## GOAL
Make an exact copy of all the entries, with the pictures left out.

## Records from a collection
******************************

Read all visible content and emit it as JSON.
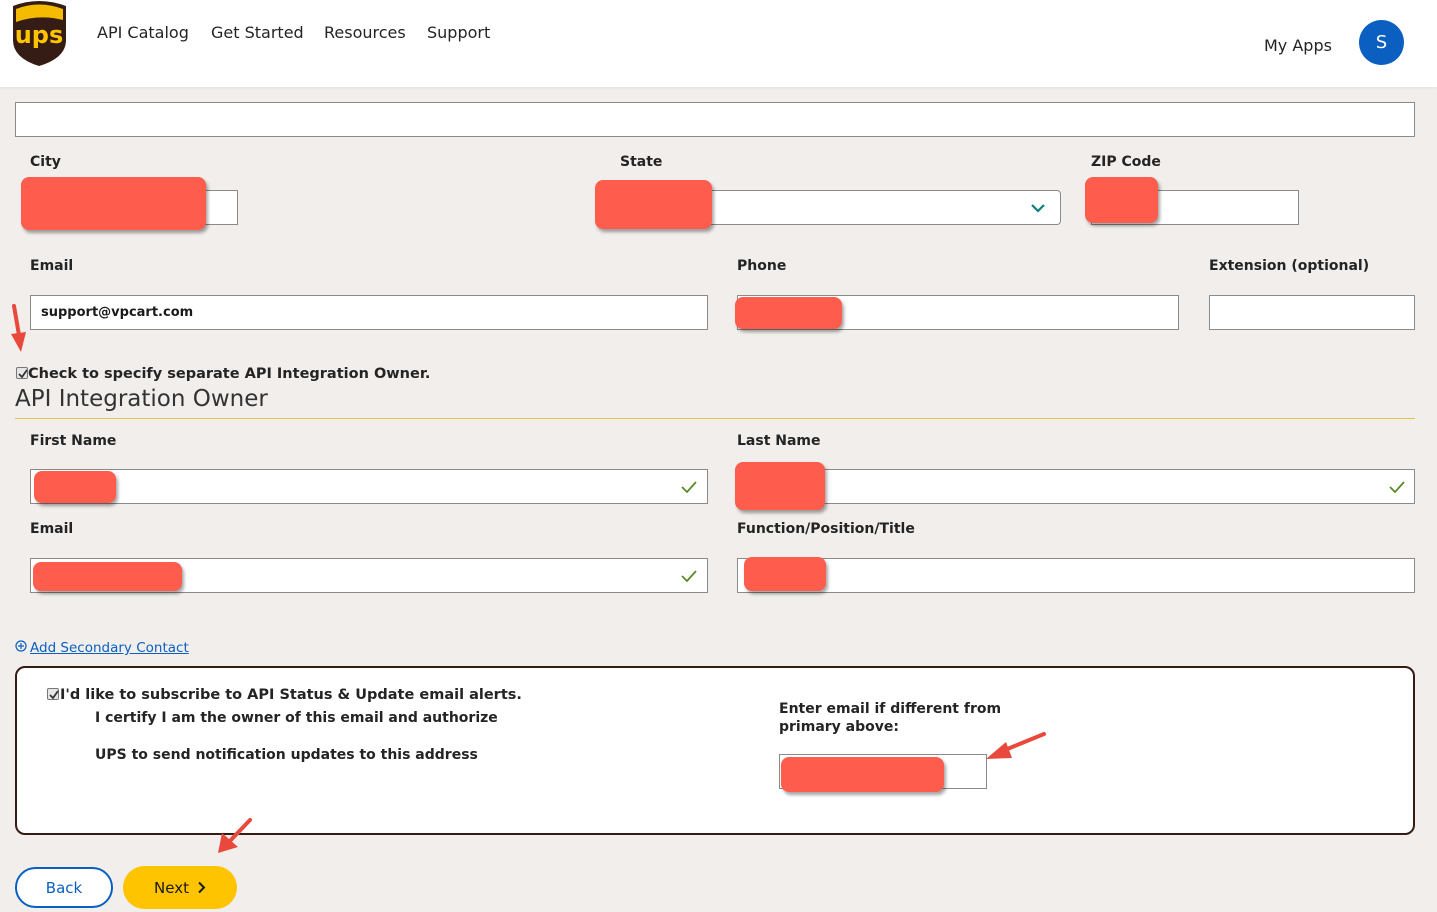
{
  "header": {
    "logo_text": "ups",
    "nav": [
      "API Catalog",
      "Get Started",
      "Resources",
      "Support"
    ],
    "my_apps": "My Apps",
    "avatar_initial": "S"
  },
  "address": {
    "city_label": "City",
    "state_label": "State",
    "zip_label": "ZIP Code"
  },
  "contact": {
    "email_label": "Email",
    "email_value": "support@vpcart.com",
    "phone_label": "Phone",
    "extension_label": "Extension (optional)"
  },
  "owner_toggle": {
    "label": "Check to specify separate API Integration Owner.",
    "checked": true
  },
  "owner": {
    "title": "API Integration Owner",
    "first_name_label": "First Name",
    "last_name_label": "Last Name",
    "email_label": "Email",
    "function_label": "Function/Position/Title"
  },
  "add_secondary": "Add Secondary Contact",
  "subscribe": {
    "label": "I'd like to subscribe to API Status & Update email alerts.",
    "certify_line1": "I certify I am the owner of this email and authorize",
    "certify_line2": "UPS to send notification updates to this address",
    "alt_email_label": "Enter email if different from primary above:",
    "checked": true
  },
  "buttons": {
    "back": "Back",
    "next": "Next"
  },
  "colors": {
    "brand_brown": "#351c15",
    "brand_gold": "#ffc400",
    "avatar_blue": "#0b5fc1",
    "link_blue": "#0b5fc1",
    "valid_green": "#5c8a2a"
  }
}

******************************

## RESULT FOR THIS TASK
Read all visible content and emit it as JSON.
{
  "header": {
    "logo_text": "ups",
    "nav": [
      "API Catalog",
      "Get Started",
      "Resources",
      "Support"
    ],
    "my_apps": "My Apps",
    "avatar_initial": "S"
  },
  "address": {
    "city_label": "City",
    "state_label": "State",
    "zip_label": "ZIP Code"
  },
  "contact": {
    "email_label": "Email",
    "email_value": "support@vpcart.com",
    "phone_label": "Phone",
    "extension_label": "Extension (optional)"
  },
  "owner_toggle": {
    "label": "Check to specify separate API Integration Owner.",
    "checked": true
  },
  "owner": {
    "title": "API Integration Owner",
    "first_name_label": "First Name",
    "last_name_label": "Last Name",
    "email_label": "Email",
    "function_label": "Function/Position/Title"
  },
  "add_secondary": "Add Secondary Contact",
  "subscribe": {
    "label": "I'd like to subscribe to API Status & Update email alerts.",
    "certify_line1": "I certify I am the owner of this email and authorize",
    "certify_line2": "UPS to send notification updates to this address",
    "alt_email_label": "Enter email if different from primary above:",
    "checked": true
  },
  "buttons": {
    "back": "Back",
    "next": "Next"
  },
  "colors": {
    "brand_brown": "#351c15",
    "brand_gold": "#ffc400",
    "avatar_blue": "#0b5fc1",
    "link_blue": "#0b5fc1",
    "valid_green": "#5c8a2a"
  }
}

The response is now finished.